◆ What to do
Each line of the material must be repeated precisely, with the pictures left out.

____________________

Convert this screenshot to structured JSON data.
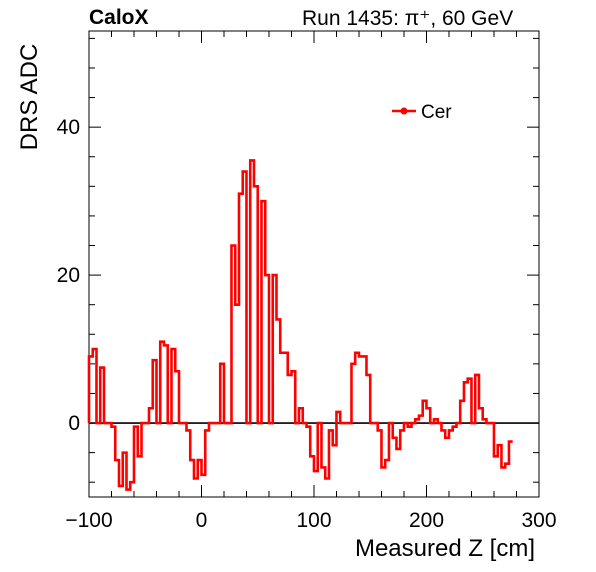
{
  "header": {
    "experiment": "CaloX",
    "run_info": "Run 1435:   π⁺, 60 GeV"
  },
  "chart_data": {
    "type": "line",
    "title": "",
    "xlabel": "Measured Z [cm]",
    "ylabel": "DRS ADC",
    "xlim": [
      -100,
      300
    ],
    "ylim": [
      -10,
      53
    ],
    "xticks": [
      -100,
      0,
      100,
      200,
      300
    ],
    "xtick_labels": [
      "−100",
      "0",
      "100",
      "200",
      "300"
    ],
    "yticks": [
      0,
      20,
      40
    ],
    "ytick_labels": [
      "0",
      "20",
      "40"
    ],
    "grid": false,
    "legend": {
      "position": "top-right",
      "entries": [
        "Cer"
      ]
    },
    "colors": {
      "series": "#ff0000",
      "zero_line": "#000000"
    },
    "series": [
      {
        "name": "Cer",
        "bin_width": 3.333,
        "x_start": -100,
        "values": [
          9,
          10,
          0,
          7.5,
          0,
          0,
          -0.5,
          -5,
          -8.5,
          -4,
          -9,
          -8,
          -0.5,
          -4.5,
          0,
          0,
          2,
          8.5,
          0,
          11,
          10.5,
          0,
          10,
          7,
          0,
          0,
          -1,
          -5,
          -7.5,
          -5,
          -7,
          -1,
          0,
          0,
          0,
          8,
          0,
          0,
          24,
          16,
          31,
          34,
          0,
          35.5,
          32,
          0,
          30,
          20,
          0,
          20,
          14,
          9.5,
          9.5,
          6.5,
          7,
          0,
          2,
          0,
          -0.5,
          -4.5,
          -6.5,
          0,
          -6,
          -7.5,
          -1,
          -3,
          1.5,
          0,
          0,
          0,
          8,
          9.5,
          9,
          9,
          6.5,
          0,
          0,
          -1,
          -6,
          -5,
          0,
          -2,
          -3.5,
          -1,
          0,
          -0.5,
          0,
          0.5,
          1,
          3,
          2,
          0,
          0.5,
          0,
          -1,
          -2,
          -1,
          -0.5,
          0,
          3,
          5.5,
          6,
          0,
          6.5,
          2,
          0.5,
          0,
          0,
          -4.5,
          -3,
          -6,
          -5.5,
          -2.5
        ]
      }
    ]
  }
}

____________________

◆ Solution for this problem
Convert this screenshot to structured JSON data.
{
  "header": {
    "experiment": "CaloX",
    "run_info": "Run 1435:   π⁺, 60 GeV"
  },
  "chart_data": {
    "type": "line",
    "title": "",
    "xlabel": "Measured Z [cm]",
    "ylabel": "DRS ADC",
    "xlim": [
      -100,
      300
    ],
    "ylim": [
      -10,
      53
    ],
    "xticks": [
      -100,
      0,
      100,
      200,
      300
    ],
    "xtick_labels": [
      "−100",
      "0",
      "100",
      "200",
      "300"
    ],
    "yticks": [
      0,
      20,
      40
    ],
    "ytick_labels": [
      "0",
      "20",
      "40"
    ],
    "grid": false,
    "legend": {
      "position": "top-right",
      "entries": [
        "Cer"
      ]
    },
    "colors": {
      "series": "#ff0000",
      "zero_line": "#000000"
    },
    "series": [
      {
        "name": "Cer",
        "bin_width": 3.333,
        "x_start": -100,
        "values": [
          9,
          10,
          0,
          7.5,
          0,
          0,
          -0.5,
          -5,
          -8.5,
          -4,
          -9,
          -8,
          -0.5,
          -4.5,
          0,
          0,
          2,
          8.5,
          0,
          11,
          10.5,
          0,
          10,
          7,
          0,
          0,
          -1,
          -5,
          -7.5,
          -5,
          -7,
          -1,
          0,
          0,
          0,
          8,
          0,
          0,
          24,
          16,
          31,
          34,
          0,
          35.5,
          32,
          0,
          30,
          20,
          0,
          20,
          14,
          9.5,
          9.5,
          6.5,
          7,
          0,
          2,
          0,
          -0.5,
          -4.5,
          -6.5,
          0,
          -6,
          -7.5,
          -1,
          -3,
          1.5,
          0,
          0,
          0,
          8,
          9.5,
          9,
          9,
          6.5,
          0,
          0,
          -1,
          -6,
          -5,
          0,
          -2,
          -3.5,
          -1,
          0,
          -0.5,
          0,
          0.5,
          1,
          3,
          2,
          0,
          0.5,
          0,
          -1,
          -2,
          -1,
          -0.5,
          0,
          3,
          5.5,
          6,
          0,
          6.5,
          2,
          0.5,
          0,
          0,
          -4.5,
          -3,
          -6,
          -5.5,
          -2.5
        ]
      }
    ]
  }
}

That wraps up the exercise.